• _WRITTEN EXERCISE_
Go through the records and give each one again exactly.

• _LISTED RECORDS_
>>>

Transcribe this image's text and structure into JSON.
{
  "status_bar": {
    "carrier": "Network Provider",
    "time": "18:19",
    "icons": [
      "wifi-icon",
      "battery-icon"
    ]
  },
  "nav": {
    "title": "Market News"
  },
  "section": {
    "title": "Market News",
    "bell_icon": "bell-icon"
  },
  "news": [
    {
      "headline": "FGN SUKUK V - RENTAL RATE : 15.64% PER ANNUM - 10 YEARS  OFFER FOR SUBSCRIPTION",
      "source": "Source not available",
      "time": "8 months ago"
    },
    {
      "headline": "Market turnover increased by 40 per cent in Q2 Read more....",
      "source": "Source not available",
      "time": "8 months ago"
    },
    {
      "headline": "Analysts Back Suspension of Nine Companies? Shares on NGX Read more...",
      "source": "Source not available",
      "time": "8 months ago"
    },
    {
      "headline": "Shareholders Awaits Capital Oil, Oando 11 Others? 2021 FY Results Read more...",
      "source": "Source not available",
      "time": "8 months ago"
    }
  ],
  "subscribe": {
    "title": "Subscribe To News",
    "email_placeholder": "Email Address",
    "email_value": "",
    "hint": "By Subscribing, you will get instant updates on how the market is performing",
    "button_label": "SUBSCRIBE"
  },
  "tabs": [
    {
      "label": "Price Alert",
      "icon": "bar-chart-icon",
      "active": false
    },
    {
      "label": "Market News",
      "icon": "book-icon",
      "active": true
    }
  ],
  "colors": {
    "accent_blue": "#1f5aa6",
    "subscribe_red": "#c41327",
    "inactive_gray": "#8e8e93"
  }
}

<<<

• _RESPONSE TO THIS EXERCISE_
Transcribe this image's text and structure into JSON.
{
  "status_bar": {
    "carrier": "Network Provider",
    "time": "18:19",
    "icons": [
      "wifi-icon",
      "battery-icon"
    ]
  },
  "nav": {
    "title": "Market News"
  },
  "section": {
    "title": "Market News",
    "bell_icon": "bell-icon"
  },
  "news": [
    {
      "headline": "FGN SUKUK V - RENTAL RATE : 15.64% PER ANNUM - 10 YEARS  OFFER FOR SUBSCRIPTION",
      "source": "Source not available",
      "time": "8 months ago"
    },
    {
      "headline": "Market turnover increased by 40 per cent in Q2 Read more....",
      "source": "Source not available",
      "time": "8 months ago"
    },
    {
      "headline": "Analysts Back Suspension of Nine Companies? Shares on NGX Read more...",
      "source": "Source not available",
      "time": "8 months ago"
    },
    {
      "headline": "Shareholders Awaits Capital Oil, Oando 11 Others? 2021 FY Results Read more...",
      "source": "Source not available",
      "time": "8 months ago"
    }
  ],
  "subscribe": {
    "title": "Subscribe To News",
    "email_placeholder": "Email Address",
    "email_value": "",
    "hint": "By Subscribing, you will get instant updates on how the market is performing",
    "button_label": "SUBSCRIBE"
  },
  "tabs": [
    {
      "label": "Price Alert",
      "icon": "bar-chart-icon",
      "active": false
    },
    {
      "label": "Market News",
      "icon": "book-icon",
      "active": true
    }
  ],
  "colors": {
    "accent_blue": "#1f5aa6",
    "subscribe_red": "#c41327",
    "inactive_gray": "#8e8e93"
  }
}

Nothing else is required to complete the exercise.